Quote every line as given.

________________________________________

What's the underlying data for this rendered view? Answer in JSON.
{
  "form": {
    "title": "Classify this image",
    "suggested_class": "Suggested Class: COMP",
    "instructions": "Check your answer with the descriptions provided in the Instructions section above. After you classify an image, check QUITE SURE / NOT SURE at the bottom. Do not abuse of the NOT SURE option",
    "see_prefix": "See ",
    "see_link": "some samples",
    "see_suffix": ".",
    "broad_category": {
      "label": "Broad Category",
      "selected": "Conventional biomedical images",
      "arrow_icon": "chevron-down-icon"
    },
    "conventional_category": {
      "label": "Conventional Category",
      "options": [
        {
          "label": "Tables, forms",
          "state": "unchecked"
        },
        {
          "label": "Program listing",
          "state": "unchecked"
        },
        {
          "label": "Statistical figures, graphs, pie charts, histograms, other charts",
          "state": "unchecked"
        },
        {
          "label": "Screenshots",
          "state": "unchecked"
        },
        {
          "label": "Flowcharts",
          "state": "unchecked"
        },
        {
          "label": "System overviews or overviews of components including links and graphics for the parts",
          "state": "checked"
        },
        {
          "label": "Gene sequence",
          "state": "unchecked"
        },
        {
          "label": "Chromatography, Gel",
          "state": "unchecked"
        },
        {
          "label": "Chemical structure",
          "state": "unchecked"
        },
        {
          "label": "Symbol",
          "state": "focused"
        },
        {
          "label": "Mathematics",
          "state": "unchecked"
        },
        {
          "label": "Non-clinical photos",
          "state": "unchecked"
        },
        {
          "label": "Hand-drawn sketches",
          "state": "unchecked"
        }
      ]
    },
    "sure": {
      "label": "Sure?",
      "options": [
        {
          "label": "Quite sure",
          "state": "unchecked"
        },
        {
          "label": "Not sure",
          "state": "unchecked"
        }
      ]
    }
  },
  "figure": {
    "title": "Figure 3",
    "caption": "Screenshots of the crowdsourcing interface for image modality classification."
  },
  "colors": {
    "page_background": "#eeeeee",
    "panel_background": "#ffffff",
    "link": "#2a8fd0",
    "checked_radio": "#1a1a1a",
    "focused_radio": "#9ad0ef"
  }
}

________________________________________

- [WORKED SOLUTION]:
What's the underlying data for this rendered view? Answer in JSON.
{
  "form": {
    "title": "Classify this image",
    "suggested_class": "Suggested Class: COMP",
    "instructions": "Check your answer with the descriptions provided in the Instructions section above. After you classify an image, check QUITE SURE / NOT SURE at the bottom. Do not abuse of the NOT SURE option",
    "see_prefix": "See ",
    "see_link": "some samples",
    "see_suffix": ".",
    "broad_category": {
      "label": "Broad Category",
      "selected": "Conventional biomedical images",
      "arrow_icon": "chevron-down-icon"
    },
    "conventional_category": {
      "label": "Conventional Category",
      "options": [
        {
          "label": "Tables, forms",
          "state": "unchecked"
        },
        {
          "label": "Program listing",
          "state": "unchecked"
        },
        {
          "label": "Statistical figures, graphs, pie charts, histograms, other charts",
          "state": "unchecked"
        },
        {
          "label": "Screenshots",
          "state": "unchecked"
        },
        {
          "label": "Flowcharts",
          "state": "unchecked"
        },
        {
          "label": "System overviews or overviews of components including links and graphics for the parts",
          "state": "checked"
        },
        {
          "label": "Gene sequence",
          "state": "unchecked"
        },
        {
          "label": "Chromatography, Gel",
          "state": "unchecked"
        },
        {
          "label": "Chemical structure",
          "state": "unchecked"
        },
        {
          "label": "Symbol",
          "state": "focused"
        },
        {
          "label": "Mathematics",
          "state": "unchecked"
        },
        {
          "label": "Non-clinical photos",
          "state": "unchecked"
        },
        {
          "label": "Hand-drawn sketches",
          "state": "unchecked"
        }
      ]
    },
    "sure": {
      "label": "Sure?",
      "options": [
        {
          "label": "Quite sure",
          "state": "unchecked"
        },
        {
          "label": "Not sure",
          "state": "unchecked"
        }
      ]
    }
  },
  "figure": {
    "title": "Figure 3",
    "caption": "Screenshots of the crowdsourcing interface for image modality classification."
  },
  "colors": {
    "page_background": "#eeeeee",
    "panel_background": "#ffffff",
    "link": "#2a8fd0",
    "checked_radio": "#1a1a1a",
    "focused_radio": "#9ad0ef"
  }
}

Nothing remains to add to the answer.